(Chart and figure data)
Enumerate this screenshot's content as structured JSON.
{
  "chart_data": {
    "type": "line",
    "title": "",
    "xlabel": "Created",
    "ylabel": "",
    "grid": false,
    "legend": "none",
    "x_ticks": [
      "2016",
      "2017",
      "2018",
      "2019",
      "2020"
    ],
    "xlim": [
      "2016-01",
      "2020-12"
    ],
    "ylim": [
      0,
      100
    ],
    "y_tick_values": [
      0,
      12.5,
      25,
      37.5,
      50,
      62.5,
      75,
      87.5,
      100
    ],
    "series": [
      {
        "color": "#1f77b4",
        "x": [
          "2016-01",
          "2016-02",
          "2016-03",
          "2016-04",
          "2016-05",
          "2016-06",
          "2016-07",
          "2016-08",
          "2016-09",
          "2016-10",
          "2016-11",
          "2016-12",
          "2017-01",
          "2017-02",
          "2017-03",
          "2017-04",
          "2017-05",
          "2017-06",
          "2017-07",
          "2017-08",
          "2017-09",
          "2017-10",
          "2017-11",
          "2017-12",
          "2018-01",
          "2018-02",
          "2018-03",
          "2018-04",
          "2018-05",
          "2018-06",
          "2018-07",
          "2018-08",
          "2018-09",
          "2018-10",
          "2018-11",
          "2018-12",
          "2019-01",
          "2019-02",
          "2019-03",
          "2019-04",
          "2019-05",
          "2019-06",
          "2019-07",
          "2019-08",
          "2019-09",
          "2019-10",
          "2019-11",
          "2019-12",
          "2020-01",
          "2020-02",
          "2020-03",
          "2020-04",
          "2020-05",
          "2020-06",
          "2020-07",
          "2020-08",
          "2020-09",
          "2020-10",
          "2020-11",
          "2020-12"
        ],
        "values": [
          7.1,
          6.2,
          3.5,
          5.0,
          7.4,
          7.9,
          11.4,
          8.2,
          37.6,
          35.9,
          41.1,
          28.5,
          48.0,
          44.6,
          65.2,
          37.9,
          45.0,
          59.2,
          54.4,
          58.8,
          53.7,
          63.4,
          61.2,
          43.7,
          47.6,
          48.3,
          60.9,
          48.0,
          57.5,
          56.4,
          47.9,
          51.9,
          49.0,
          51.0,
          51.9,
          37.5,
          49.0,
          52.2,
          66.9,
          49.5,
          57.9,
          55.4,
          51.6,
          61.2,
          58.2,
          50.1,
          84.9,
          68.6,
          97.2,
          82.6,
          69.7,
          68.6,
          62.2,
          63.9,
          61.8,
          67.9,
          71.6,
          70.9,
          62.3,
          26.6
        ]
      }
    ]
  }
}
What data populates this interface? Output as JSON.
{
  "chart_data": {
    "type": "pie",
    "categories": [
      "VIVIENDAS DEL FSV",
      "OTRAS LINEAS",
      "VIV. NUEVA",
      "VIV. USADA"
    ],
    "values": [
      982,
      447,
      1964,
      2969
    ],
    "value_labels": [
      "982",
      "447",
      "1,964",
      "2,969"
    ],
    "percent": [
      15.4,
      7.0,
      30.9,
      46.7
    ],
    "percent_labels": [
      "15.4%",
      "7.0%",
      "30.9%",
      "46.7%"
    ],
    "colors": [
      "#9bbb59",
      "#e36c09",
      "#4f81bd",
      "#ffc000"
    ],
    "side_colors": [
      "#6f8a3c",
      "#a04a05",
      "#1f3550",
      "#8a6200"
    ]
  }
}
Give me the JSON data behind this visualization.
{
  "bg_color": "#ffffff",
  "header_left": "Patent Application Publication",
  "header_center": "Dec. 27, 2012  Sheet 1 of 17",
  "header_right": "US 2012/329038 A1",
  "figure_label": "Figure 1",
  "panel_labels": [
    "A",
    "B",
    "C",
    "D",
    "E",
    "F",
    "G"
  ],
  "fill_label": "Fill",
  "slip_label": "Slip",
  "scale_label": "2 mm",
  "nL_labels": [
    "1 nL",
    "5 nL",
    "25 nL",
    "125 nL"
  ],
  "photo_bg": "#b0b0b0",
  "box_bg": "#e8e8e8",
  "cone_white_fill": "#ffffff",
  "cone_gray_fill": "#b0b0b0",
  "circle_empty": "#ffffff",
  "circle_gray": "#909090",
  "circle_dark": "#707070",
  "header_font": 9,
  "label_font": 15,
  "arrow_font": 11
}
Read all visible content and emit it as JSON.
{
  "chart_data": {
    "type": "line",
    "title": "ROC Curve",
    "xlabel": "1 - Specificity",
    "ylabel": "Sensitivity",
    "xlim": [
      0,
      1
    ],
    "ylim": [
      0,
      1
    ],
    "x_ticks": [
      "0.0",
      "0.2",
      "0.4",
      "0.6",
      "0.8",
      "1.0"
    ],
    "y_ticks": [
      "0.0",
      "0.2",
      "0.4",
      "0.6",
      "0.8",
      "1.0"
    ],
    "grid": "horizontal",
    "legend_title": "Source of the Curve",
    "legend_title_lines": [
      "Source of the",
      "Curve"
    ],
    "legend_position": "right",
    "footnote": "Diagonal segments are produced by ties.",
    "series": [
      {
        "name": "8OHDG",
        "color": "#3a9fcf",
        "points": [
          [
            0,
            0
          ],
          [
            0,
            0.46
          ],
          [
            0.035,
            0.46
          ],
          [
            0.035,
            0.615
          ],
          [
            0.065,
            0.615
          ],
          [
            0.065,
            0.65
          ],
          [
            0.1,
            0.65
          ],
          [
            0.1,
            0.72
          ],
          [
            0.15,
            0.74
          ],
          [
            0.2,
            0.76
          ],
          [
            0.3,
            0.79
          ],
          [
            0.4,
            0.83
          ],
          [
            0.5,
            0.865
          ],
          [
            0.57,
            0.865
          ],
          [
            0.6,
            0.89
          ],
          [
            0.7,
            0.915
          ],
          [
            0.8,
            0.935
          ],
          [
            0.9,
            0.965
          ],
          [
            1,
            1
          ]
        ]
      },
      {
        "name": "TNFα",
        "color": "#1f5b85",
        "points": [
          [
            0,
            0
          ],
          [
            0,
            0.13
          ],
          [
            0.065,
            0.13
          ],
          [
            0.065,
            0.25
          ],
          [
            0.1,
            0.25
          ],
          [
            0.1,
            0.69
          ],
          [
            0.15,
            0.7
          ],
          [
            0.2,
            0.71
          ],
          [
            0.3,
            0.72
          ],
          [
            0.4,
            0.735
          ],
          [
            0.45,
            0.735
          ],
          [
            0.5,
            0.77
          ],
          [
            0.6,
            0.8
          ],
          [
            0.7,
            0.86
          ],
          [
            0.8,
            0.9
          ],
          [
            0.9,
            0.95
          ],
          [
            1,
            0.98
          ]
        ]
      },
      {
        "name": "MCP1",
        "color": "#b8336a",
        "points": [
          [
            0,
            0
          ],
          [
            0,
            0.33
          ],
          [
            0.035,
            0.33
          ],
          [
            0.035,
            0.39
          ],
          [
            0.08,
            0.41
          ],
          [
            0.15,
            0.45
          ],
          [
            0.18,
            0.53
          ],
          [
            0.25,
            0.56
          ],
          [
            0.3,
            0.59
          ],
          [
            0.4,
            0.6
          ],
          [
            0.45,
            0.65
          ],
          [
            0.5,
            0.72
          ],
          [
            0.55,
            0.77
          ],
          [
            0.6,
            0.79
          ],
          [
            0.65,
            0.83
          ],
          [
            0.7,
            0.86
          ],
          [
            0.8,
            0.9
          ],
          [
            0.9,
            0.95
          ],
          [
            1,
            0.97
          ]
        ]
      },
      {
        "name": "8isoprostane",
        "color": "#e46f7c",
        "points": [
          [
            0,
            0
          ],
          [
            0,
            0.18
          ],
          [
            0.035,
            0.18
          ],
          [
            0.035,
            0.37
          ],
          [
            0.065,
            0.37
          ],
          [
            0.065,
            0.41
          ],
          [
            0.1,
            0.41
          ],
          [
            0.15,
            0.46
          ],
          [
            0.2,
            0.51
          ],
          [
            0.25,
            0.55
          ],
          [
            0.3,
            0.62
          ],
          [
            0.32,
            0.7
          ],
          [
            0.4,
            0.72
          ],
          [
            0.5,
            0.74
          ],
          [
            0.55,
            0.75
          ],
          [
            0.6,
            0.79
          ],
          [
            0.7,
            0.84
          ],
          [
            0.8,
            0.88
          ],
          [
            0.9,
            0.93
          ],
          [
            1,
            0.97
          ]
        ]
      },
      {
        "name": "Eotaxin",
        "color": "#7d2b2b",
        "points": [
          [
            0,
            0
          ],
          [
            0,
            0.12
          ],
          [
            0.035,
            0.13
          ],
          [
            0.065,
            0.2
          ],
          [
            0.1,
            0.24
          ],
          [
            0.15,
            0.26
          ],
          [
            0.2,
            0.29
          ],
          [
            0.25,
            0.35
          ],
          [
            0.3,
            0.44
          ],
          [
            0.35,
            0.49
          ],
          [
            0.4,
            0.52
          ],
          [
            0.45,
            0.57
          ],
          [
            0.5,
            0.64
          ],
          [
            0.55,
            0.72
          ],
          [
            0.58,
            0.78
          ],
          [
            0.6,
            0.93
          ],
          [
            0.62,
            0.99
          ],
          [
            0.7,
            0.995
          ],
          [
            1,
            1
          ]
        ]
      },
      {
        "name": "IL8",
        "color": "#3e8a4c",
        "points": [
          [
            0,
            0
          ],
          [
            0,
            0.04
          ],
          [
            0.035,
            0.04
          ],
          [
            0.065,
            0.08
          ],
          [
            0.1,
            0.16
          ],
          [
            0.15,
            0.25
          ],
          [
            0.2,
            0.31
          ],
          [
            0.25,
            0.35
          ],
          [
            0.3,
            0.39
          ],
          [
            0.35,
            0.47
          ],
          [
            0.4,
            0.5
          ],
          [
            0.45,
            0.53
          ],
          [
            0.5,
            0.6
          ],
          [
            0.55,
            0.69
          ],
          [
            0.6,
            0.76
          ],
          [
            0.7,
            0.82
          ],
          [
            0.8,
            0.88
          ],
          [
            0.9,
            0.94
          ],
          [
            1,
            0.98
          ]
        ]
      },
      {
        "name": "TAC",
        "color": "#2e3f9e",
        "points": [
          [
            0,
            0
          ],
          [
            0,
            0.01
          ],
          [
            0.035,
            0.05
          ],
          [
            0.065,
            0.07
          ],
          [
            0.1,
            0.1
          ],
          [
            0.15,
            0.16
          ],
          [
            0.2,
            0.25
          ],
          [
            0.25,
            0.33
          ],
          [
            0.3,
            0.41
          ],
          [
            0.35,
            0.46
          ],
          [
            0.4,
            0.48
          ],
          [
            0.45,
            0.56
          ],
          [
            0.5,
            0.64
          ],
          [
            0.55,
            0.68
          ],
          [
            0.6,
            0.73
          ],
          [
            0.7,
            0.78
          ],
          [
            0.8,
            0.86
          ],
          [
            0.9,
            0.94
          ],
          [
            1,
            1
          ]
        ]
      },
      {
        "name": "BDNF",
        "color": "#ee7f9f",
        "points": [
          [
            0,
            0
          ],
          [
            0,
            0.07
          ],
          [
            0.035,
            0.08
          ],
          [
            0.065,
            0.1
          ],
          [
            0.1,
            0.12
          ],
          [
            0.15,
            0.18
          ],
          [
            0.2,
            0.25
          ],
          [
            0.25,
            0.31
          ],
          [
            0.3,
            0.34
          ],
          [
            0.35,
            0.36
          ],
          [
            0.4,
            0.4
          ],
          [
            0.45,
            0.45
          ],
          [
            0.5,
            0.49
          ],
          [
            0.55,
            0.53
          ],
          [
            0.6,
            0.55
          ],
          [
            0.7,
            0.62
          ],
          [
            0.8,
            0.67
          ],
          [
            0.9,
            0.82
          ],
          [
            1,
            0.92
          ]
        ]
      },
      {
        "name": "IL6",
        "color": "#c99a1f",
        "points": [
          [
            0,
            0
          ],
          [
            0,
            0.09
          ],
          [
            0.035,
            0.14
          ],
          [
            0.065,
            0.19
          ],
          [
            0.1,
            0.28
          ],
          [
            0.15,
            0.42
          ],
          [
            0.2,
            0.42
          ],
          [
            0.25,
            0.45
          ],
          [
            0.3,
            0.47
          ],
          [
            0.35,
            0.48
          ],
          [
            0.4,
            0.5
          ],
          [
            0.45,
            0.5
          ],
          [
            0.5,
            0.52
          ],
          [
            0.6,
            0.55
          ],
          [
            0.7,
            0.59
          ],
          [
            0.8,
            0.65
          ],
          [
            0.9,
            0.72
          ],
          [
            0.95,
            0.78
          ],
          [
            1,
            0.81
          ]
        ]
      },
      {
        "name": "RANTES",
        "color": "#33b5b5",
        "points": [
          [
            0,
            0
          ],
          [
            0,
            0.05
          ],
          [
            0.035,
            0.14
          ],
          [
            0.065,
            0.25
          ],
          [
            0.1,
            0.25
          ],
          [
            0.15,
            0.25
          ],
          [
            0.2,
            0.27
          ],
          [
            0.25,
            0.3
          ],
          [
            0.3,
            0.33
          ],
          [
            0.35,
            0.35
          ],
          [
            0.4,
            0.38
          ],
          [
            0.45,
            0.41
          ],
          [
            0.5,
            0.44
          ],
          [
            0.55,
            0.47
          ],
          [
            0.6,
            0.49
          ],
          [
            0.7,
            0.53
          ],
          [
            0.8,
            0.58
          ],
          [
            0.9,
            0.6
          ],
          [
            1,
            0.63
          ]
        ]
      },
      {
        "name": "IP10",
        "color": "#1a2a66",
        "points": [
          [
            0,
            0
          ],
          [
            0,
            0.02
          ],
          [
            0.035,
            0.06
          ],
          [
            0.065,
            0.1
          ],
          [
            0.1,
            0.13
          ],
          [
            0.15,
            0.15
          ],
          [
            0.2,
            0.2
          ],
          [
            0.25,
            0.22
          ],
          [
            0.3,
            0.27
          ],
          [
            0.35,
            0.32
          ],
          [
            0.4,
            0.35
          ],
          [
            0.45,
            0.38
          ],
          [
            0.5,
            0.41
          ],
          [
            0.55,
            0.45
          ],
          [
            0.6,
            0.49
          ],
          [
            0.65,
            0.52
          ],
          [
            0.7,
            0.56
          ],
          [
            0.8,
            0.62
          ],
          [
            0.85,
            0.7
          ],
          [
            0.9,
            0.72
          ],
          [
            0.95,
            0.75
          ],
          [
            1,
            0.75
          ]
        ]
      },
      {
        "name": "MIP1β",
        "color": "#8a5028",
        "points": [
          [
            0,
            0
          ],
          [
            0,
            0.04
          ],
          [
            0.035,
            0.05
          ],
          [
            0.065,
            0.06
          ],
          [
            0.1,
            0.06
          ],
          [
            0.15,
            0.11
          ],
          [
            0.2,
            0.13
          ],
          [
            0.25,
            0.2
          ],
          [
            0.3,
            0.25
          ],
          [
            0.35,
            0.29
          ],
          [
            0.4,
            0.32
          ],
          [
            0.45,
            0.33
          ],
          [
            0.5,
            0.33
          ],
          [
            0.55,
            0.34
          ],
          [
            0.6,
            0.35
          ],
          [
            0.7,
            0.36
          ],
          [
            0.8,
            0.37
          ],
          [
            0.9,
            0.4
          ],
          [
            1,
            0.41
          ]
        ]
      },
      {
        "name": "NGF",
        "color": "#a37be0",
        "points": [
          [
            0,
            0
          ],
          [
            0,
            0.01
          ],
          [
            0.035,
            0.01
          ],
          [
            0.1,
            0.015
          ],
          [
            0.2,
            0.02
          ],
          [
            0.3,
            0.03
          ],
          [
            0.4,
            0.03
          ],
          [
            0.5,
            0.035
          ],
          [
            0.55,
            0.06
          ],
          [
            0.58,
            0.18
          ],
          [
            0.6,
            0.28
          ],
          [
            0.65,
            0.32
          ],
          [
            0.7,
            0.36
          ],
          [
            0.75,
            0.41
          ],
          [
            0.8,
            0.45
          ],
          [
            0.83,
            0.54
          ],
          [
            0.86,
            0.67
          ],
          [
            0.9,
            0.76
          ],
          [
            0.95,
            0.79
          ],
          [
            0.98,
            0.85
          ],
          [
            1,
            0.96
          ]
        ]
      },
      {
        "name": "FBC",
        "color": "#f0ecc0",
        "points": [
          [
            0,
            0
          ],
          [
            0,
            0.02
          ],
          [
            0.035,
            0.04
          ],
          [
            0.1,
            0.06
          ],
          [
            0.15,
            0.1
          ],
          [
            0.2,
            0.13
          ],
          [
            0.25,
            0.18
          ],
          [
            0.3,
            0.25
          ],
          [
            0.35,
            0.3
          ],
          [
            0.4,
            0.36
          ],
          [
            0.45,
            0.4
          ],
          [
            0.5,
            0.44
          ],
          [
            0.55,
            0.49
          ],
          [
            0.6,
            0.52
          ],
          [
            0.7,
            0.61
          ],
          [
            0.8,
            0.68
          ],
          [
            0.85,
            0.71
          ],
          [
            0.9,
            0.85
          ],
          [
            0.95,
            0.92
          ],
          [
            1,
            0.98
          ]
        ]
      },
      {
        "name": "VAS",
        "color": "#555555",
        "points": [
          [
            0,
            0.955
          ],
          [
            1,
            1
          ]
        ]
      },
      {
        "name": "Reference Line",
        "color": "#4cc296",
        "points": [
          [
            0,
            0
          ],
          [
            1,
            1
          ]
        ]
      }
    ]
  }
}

WHAT YOU HAVE TO DO — Using the records given above, list every line that includes the word "this".

TASK RESULT —
Enumerate this screenshot's content as structured JSON.
What data populates this interface? Output as JSON.
Give me the JSON data behind this visualization.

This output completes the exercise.